* Task *
In this exercise, return only the lines that run from the line with "Read all visible content and emit it as JSON." to the end of the entries below, both included. Pictures are not copied.

+++++

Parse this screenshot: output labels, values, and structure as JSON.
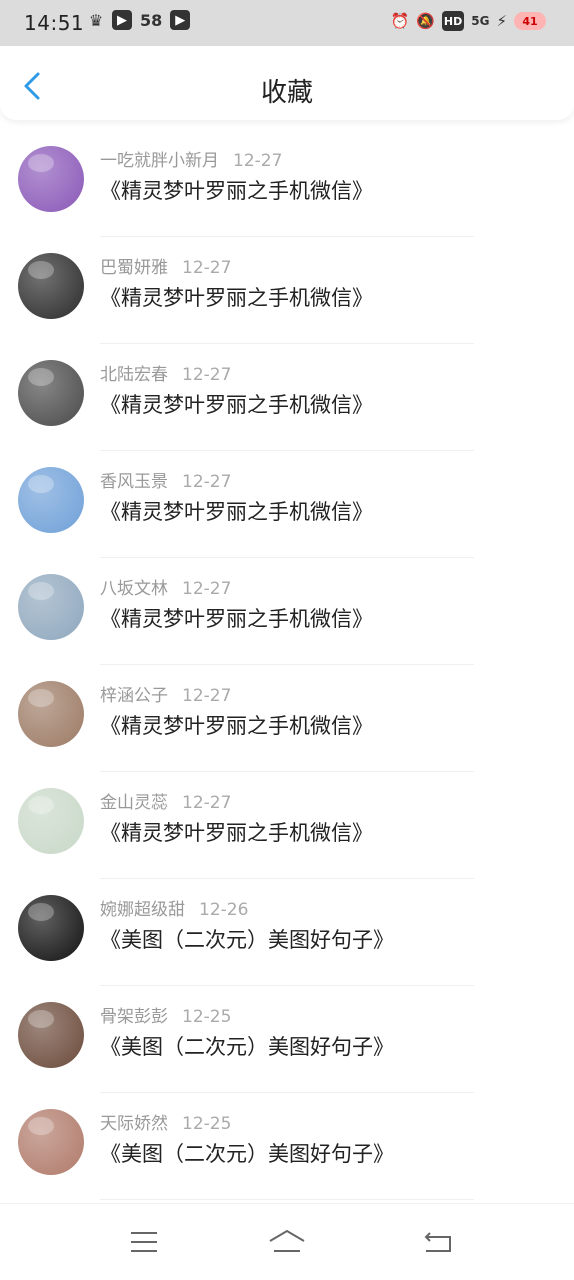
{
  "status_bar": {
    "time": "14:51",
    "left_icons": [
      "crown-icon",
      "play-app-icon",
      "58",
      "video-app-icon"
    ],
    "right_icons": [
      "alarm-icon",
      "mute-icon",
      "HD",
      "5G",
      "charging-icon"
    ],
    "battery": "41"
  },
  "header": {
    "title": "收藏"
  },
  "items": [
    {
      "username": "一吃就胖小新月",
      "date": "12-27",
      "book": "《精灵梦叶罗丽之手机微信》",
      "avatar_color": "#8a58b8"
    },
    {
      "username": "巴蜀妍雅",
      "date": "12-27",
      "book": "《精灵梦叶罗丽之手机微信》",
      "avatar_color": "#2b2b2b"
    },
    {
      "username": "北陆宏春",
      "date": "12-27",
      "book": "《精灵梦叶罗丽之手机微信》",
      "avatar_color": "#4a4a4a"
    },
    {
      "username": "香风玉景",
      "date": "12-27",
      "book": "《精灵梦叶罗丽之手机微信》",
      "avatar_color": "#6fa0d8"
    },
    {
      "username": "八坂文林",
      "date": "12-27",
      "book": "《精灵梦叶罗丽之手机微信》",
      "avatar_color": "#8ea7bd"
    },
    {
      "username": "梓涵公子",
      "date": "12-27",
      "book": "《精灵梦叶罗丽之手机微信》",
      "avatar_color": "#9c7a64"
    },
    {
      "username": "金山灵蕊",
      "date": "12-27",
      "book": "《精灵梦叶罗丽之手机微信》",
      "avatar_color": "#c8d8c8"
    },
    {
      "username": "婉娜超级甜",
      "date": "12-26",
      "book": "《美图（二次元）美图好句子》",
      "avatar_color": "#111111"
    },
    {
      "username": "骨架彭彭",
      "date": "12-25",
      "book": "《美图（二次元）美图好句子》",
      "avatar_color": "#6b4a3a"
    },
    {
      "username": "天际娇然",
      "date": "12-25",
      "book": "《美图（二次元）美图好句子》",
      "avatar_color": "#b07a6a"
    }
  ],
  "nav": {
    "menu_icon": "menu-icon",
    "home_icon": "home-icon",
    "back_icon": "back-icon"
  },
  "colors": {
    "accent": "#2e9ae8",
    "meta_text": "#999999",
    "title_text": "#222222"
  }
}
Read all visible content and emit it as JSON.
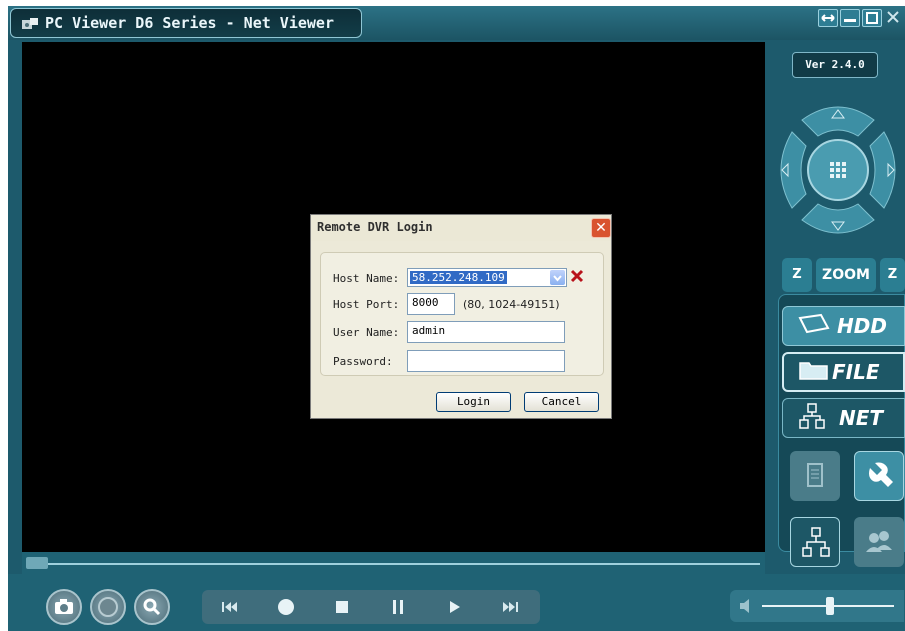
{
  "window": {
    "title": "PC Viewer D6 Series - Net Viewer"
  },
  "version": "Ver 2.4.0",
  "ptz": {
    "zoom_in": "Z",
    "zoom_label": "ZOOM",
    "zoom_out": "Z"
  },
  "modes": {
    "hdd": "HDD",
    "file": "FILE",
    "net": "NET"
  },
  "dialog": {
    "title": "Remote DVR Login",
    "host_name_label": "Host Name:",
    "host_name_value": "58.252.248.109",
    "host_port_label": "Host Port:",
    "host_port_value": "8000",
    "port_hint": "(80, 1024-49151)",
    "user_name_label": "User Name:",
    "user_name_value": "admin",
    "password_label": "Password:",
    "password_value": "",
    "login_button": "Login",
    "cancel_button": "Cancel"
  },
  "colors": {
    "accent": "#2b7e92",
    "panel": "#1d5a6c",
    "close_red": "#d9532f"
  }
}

+++++

* The reply *
Read all visible content and emit it as JSON.
{
  "window": {
    "title": "PC Viewer D6 Series - Net Viewer"
  },
  "version": "Ver 2.4.0",
  "ptz": {
    "zoom_in": "Z",
    "zoom_label": "ZOOM",
    "zoom_out": "Z"
  },
  "modes": {
    "hdd": "HDD",
    "file": "FILE",
    "net": "NET"
  },
  "dialog": {
    "title": "Remote DVR Login",
    "host_name_label": "Host Name:",
    "host_name_value": "58.252.248.109",
    "host_port_label": "Host Port:",
    "host_port_value": "8000",
    "port_hint": "(80, 1024-49151)",
    "user_name_label": "User Name:",
    "user_name_value": "admin",
    "password_label": "Password:",
    "password_value": "",
    "login_button": "Login",
    "cancel_button": "Cancel"
  },
  "colors": {
    "accent": "#2b7e92",
    "panel": "#1d5a6c",
    "close_red": "#d9532f"
  }
}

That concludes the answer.